Records:
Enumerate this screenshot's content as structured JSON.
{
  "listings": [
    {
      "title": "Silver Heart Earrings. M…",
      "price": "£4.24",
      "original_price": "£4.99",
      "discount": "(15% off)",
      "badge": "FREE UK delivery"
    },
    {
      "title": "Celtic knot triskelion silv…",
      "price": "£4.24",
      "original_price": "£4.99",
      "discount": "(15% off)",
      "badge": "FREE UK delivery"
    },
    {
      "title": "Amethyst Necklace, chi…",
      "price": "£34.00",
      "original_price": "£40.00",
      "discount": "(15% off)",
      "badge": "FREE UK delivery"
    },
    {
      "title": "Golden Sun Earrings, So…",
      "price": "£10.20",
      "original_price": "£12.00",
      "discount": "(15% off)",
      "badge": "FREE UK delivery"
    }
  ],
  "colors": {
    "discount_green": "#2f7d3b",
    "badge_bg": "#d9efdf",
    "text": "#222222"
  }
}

TASK PROMPT =>
Exactly reproduce the material above.

EXERCISE SOLUTION =>
Enumerate this screenshot's content as structured JSON.
{
  "listings": [
    {
      "title": "Silver Heart Earrings. M…",
      "price": "£4.24",
      "original_price": "£4.99",
      "discount": "(15% off)",
      "badge": "FREE UK delivery"
    },
    {
      "title": "Celtic knot triskelion silv…",
      "price": "£4.24",
      "original_price": "£4.99",
      "discount": "(15% off)",
      "badge": "FREE UK delivery"
    },
    {
      "title": "Amethyst Necklace, chi…",
      "price": "£34.00",
      "original_price": "£40.00",
      "discount": "(15% off)",
      "badge": "FREE UK delivery"
    },
    {
      "title": "Golden Sun Earrings, So…",
      "price": "£10.20",
      "original_price": "£12.00",
      "discount": "(15% off)",
      "badge": "FREE UK delivery"
    }
  ],
  "colors": {
    "discount_green": "#2f7d3b",
    "badge_bg": "#d9efdf",
    "text": "#222222"
  }
}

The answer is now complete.